[Problem requirements] Using the material that follows, identify and copy each line with the string "pencil".

[Data to process]
########################################

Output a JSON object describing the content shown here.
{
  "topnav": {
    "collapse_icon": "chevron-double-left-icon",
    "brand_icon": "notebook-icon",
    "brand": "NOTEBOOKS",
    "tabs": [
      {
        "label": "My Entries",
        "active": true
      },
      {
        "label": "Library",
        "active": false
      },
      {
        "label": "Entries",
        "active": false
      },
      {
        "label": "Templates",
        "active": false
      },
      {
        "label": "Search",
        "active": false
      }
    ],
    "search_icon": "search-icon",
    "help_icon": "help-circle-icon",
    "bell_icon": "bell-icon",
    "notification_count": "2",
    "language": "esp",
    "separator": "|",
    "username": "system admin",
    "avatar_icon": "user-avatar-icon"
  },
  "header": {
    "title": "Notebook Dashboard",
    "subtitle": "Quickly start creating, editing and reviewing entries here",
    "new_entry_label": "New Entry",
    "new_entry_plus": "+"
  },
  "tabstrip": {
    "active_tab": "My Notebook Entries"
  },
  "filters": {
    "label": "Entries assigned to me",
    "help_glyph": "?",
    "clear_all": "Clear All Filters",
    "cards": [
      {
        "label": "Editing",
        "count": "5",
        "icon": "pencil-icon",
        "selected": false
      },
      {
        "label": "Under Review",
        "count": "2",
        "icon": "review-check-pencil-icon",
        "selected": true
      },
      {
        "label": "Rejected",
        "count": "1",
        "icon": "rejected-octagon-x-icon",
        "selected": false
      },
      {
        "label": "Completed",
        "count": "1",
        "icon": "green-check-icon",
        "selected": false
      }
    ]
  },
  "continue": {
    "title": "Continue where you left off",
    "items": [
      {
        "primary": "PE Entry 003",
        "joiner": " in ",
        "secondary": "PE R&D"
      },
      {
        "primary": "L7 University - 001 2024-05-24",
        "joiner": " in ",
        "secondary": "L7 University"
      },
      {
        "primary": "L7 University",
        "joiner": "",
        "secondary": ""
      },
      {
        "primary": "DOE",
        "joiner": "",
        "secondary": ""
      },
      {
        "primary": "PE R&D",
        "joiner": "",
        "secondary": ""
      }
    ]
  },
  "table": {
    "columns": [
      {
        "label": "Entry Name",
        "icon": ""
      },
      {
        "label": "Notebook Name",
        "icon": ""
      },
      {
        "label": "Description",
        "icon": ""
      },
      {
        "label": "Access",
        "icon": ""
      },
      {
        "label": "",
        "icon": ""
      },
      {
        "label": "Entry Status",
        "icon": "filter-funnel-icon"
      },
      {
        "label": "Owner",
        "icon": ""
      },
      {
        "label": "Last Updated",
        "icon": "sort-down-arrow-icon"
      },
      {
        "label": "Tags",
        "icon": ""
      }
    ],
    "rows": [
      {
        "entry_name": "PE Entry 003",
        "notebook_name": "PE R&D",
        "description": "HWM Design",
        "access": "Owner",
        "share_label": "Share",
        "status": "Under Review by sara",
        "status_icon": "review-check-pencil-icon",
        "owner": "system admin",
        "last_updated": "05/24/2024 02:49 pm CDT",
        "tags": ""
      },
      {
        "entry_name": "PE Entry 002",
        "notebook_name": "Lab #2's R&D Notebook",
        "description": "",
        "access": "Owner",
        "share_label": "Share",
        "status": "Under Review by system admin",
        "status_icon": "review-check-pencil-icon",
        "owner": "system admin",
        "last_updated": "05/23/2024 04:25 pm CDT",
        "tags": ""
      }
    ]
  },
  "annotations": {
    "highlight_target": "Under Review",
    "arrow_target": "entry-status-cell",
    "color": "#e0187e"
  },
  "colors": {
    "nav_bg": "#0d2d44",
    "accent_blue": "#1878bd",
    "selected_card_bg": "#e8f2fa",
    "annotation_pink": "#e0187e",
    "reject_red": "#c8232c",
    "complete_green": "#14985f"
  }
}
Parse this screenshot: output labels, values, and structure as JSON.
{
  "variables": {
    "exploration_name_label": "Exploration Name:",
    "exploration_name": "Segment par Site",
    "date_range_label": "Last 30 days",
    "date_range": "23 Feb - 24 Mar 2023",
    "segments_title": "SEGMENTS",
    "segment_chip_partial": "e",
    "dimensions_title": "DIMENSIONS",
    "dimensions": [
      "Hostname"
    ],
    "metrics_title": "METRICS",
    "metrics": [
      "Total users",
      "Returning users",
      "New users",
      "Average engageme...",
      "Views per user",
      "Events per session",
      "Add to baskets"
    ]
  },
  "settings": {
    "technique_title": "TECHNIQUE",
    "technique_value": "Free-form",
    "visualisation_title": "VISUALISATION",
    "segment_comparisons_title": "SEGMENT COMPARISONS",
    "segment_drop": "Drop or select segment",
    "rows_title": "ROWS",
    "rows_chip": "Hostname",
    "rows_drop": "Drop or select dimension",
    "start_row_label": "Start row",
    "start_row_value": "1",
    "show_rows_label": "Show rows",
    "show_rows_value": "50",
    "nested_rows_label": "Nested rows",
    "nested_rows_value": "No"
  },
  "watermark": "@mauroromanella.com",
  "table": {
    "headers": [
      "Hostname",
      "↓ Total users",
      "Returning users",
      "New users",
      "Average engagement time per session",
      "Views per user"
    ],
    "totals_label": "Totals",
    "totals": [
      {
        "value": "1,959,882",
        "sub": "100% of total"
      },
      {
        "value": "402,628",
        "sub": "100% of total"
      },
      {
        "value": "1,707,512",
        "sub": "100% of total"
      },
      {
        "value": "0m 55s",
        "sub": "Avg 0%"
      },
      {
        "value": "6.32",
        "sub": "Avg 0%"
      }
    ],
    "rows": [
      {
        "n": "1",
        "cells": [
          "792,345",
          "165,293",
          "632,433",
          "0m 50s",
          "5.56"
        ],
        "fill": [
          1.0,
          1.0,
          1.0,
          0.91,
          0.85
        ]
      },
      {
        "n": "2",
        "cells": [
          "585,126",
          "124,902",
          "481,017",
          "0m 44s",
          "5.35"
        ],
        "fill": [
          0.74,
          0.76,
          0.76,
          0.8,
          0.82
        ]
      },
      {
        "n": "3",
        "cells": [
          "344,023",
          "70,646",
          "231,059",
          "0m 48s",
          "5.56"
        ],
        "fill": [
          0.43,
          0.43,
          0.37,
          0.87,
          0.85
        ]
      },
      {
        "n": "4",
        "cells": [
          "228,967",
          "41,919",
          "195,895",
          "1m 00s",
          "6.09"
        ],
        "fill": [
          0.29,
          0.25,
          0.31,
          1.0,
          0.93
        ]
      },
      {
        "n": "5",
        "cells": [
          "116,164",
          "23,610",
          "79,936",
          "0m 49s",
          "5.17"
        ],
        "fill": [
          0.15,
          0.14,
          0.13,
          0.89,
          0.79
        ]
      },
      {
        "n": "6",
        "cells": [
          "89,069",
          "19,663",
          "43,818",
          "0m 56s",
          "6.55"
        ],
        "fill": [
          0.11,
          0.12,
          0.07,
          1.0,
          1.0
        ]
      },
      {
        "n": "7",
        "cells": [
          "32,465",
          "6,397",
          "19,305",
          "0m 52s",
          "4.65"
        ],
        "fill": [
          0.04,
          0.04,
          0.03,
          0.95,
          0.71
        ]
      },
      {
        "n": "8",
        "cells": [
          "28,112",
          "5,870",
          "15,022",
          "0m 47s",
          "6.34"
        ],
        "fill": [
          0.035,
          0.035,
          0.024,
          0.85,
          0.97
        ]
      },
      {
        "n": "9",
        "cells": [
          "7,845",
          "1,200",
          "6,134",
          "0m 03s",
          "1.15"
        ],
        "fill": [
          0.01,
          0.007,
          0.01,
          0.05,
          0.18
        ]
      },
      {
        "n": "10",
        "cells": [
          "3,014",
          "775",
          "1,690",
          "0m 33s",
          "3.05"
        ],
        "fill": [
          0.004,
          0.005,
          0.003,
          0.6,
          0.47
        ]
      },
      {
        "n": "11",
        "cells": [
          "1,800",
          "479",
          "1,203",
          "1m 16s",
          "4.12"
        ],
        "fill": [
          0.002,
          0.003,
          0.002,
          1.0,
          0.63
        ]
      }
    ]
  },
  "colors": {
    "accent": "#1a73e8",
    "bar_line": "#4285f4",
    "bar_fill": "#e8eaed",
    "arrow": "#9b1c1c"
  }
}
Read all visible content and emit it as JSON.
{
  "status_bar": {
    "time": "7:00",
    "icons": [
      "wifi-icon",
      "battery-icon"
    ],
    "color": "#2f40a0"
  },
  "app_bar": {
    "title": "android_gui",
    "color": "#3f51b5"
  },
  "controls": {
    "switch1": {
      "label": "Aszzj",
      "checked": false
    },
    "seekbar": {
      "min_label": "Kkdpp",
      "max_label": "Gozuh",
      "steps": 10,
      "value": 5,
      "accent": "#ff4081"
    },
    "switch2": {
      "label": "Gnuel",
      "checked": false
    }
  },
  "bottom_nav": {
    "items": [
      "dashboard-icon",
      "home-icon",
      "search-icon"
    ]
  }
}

########################################

[Expected answer]
        "icon": "pencil-icon",
        "icon": "review-check-pencil-icon",
        "status_icon": "review-check-pencil-icon",
        "status_icon": "review-check-pencil-icon",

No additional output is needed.